— begin Task inputs —
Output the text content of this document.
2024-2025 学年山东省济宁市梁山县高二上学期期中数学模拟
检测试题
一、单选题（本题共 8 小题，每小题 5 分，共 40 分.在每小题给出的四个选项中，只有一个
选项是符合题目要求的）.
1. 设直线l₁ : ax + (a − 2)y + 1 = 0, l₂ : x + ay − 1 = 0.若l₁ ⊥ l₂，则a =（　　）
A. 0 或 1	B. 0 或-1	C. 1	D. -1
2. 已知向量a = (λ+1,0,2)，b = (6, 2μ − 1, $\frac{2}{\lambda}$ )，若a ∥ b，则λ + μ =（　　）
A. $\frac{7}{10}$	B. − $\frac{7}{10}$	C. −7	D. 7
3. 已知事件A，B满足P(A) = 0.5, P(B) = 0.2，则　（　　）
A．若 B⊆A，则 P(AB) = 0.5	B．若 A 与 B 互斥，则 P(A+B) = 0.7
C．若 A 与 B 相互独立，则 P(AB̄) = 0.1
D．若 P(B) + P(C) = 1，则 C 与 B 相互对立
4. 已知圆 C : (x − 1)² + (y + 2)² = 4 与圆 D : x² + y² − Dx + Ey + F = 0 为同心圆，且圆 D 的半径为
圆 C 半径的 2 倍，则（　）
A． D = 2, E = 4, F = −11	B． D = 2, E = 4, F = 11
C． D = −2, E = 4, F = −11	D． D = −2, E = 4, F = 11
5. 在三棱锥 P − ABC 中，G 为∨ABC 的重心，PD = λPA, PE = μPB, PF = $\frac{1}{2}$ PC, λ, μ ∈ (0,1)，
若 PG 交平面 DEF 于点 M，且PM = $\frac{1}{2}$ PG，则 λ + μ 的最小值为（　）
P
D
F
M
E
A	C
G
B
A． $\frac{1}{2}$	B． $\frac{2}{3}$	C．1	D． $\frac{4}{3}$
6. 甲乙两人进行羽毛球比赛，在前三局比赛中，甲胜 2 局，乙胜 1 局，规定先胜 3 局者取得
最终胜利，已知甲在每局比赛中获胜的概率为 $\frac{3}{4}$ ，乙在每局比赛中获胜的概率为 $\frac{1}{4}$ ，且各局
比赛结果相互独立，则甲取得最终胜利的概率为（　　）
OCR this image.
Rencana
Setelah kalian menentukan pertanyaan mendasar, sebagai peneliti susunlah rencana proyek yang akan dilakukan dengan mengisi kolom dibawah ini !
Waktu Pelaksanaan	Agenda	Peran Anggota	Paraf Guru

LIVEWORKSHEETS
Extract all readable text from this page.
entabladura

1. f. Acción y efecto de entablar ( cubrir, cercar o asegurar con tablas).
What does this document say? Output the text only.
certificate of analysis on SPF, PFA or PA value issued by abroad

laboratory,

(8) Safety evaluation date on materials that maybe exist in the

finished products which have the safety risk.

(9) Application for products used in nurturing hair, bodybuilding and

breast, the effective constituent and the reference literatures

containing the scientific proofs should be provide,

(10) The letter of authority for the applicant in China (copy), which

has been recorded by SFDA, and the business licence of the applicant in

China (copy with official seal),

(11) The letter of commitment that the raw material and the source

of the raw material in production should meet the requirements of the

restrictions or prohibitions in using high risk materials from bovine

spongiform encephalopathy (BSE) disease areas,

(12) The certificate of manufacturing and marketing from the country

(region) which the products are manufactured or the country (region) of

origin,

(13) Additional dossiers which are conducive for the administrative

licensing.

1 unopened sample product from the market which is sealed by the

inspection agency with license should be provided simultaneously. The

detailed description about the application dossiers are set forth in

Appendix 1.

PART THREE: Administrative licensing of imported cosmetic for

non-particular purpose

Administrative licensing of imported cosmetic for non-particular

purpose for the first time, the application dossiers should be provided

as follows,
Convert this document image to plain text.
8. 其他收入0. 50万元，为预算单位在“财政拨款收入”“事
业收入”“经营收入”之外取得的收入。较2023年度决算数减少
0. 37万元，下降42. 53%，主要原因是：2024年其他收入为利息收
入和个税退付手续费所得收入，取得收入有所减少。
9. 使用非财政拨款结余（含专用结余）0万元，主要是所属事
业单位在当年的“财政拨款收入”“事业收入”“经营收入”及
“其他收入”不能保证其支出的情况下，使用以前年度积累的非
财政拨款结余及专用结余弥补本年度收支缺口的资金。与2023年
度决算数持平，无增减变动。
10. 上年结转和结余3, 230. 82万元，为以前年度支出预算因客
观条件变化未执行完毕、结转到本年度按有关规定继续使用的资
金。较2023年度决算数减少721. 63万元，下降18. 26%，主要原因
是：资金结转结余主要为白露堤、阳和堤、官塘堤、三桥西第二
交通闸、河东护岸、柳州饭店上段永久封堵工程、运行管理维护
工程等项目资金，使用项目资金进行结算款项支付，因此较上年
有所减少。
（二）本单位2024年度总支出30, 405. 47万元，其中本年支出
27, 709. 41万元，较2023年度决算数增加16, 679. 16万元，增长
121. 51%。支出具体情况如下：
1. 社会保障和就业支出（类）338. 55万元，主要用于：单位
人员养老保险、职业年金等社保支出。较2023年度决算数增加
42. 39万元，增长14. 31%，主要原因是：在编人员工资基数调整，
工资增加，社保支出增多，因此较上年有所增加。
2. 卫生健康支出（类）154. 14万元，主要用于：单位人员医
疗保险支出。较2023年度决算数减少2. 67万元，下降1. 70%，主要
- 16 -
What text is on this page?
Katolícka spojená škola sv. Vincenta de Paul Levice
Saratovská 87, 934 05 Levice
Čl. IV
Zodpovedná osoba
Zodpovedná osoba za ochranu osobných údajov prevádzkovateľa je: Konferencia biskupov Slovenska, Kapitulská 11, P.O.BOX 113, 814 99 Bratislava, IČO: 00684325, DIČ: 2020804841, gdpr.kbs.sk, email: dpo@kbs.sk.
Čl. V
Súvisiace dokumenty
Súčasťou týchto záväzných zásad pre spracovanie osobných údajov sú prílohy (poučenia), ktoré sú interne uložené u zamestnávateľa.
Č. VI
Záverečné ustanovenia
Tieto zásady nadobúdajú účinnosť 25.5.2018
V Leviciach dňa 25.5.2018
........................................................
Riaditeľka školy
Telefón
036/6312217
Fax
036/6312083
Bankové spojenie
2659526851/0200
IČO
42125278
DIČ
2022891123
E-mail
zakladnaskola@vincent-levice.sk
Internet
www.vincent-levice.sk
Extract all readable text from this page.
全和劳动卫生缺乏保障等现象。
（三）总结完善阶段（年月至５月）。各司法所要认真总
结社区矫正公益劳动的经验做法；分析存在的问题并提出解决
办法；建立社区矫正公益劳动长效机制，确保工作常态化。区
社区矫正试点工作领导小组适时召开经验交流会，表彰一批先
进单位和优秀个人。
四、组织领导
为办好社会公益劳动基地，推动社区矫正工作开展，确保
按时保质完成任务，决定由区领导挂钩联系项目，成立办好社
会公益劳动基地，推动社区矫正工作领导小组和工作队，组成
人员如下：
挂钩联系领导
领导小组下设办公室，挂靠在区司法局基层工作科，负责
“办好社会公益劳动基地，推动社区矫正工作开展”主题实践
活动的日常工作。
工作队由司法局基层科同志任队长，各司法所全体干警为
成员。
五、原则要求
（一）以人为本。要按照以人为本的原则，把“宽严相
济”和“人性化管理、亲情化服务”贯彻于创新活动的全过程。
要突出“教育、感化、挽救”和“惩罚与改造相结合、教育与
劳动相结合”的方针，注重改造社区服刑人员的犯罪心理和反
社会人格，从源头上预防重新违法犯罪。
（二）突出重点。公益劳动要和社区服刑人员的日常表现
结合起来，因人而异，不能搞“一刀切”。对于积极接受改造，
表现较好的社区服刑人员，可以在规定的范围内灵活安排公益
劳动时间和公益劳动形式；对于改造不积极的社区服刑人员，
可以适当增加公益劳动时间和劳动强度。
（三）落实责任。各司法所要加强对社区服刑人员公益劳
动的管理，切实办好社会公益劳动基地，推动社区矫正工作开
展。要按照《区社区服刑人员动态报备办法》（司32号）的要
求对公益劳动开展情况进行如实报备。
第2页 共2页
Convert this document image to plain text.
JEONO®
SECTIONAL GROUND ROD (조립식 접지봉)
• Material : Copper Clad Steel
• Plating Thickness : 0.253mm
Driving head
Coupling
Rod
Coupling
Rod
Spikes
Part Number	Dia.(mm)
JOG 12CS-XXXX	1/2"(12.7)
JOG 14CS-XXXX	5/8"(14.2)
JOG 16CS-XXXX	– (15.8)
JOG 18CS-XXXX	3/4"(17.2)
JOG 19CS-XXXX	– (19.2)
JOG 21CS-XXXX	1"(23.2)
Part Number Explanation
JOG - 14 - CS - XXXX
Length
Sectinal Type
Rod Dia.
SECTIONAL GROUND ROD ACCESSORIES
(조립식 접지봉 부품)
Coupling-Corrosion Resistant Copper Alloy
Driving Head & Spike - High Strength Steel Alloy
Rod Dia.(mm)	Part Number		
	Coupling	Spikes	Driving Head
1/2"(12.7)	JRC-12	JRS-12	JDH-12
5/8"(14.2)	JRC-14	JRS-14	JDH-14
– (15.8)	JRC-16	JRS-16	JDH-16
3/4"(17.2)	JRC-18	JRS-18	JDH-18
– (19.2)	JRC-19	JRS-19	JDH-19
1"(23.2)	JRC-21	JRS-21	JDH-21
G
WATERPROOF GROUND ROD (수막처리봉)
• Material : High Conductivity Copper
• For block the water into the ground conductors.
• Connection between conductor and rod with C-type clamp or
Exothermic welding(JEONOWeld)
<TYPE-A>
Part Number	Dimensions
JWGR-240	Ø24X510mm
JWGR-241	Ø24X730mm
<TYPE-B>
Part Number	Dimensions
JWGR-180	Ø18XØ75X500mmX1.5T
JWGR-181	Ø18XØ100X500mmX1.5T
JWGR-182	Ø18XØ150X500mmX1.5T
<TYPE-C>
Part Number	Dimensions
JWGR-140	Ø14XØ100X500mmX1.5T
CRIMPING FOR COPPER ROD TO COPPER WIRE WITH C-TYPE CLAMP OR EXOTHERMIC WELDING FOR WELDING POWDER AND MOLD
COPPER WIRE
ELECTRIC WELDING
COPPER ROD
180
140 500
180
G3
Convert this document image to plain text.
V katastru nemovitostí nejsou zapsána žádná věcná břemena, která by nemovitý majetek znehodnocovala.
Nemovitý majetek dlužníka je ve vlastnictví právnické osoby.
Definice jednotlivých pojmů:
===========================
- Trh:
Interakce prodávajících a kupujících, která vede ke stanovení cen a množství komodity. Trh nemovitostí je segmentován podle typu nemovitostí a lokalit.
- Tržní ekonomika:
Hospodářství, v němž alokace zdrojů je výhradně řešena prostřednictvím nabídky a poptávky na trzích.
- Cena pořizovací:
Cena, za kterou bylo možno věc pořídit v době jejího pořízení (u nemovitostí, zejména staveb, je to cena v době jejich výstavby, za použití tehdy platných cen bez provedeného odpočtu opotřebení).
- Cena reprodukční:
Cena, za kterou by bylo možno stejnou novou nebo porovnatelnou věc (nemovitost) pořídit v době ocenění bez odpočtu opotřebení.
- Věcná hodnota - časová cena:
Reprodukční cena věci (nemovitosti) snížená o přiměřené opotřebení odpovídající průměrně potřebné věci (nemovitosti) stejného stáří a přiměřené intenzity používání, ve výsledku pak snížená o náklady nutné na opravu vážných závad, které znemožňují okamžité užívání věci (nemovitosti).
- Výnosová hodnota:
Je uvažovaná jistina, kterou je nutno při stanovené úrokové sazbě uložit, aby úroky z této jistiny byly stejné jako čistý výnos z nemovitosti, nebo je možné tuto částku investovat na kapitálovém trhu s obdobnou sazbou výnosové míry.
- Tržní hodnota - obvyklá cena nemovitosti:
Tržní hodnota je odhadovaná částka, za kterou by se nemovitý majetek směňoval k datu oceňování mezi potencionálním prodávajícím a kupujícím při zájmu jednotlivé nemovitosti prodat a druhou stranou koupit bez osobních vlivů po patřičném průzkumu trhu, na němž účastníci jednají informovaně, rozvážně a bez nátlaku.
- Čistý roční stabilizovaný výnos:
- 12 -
— end Task inputs —
In the entries above, how many lines hold the word "JWGR"? State the number and nothing else.

6